* Begin MATERIALS PROVIDED *

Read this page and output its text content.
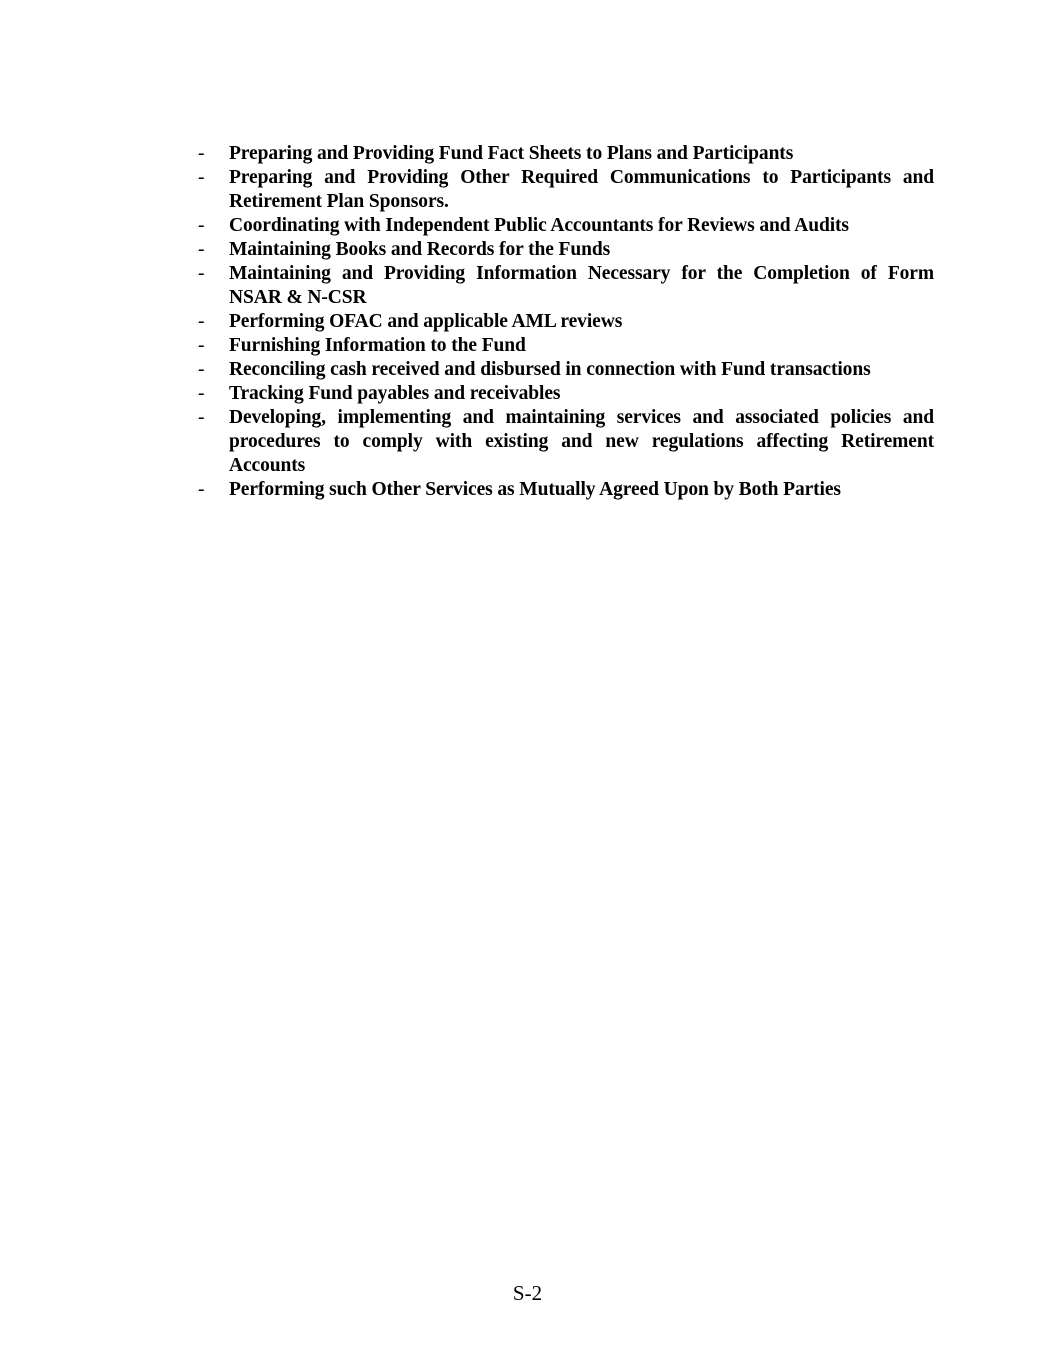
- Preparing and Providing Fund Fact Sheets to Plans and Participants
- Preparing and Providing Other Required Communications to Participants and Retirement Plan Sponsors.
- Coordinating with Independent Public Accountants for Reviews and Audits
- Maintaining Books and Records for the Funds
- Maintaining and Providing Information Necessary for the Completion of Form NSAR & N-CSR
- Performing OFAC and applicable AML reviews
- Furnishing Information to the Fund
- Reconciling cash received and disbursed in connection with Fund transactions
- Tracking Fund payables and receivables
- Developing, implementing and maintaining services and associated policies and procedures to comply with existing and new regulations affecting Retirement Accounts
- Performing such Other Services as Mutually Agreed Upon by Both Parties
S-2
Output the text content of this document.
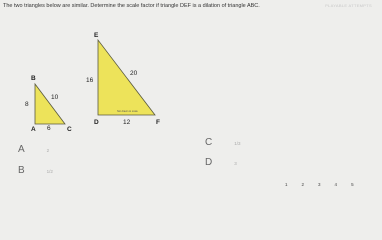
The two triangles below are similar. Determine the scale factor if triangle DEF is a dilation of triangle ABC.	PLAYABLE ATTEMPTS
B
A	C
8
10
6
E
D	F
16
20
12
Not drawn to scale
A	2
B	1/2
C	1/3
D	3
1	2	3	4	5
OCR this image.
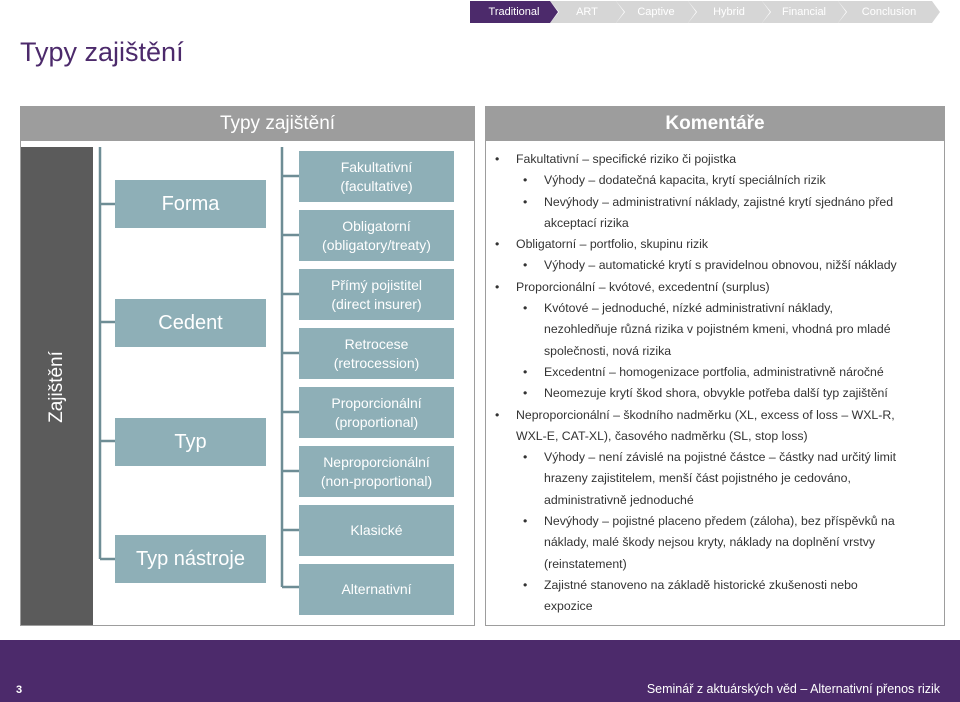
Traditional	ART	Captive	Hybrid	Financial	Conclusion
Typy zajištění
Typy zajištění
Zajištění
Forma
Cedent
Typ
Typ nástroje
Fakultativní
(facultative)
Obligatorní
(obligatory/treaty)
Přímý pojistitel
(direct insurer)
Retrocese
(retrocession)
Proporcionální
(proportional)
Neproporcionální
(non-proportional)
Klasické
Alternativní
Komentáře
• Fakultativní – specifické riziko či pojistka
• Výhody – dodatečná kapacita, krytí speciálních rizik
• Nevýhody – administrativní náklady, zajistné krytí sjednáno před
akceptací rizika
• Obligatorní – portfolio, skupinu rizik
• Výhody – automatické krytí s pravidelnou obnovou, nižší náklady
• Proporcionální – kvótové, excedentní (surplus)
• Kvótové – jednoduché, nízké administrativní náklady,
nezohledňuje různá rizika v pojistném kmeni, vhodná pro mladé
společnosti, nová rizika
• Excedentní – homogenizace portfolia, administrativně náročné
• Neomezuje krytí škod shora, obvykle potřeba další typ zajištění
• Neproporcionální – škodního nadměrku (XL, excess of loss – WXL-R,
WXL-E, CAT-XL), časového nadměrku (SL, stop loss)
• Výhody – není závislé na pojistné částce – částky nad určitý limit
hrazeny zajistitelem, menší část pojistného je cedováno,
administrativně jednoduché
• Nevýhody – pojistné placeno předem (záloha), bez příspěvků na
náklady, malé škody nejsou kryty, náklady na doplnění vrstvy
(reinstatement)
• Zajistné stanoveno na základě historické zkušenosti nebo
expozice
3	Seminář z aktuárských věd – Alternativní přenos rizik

* End MATERIALS PROVIDED *

■ **PROBLEM TO WORK ON**: List the lines that contain the word "Fakultativní".

■ **IN RESPONSE**:
Fakultativní
• Fakultativní – specifické riziko či pojistka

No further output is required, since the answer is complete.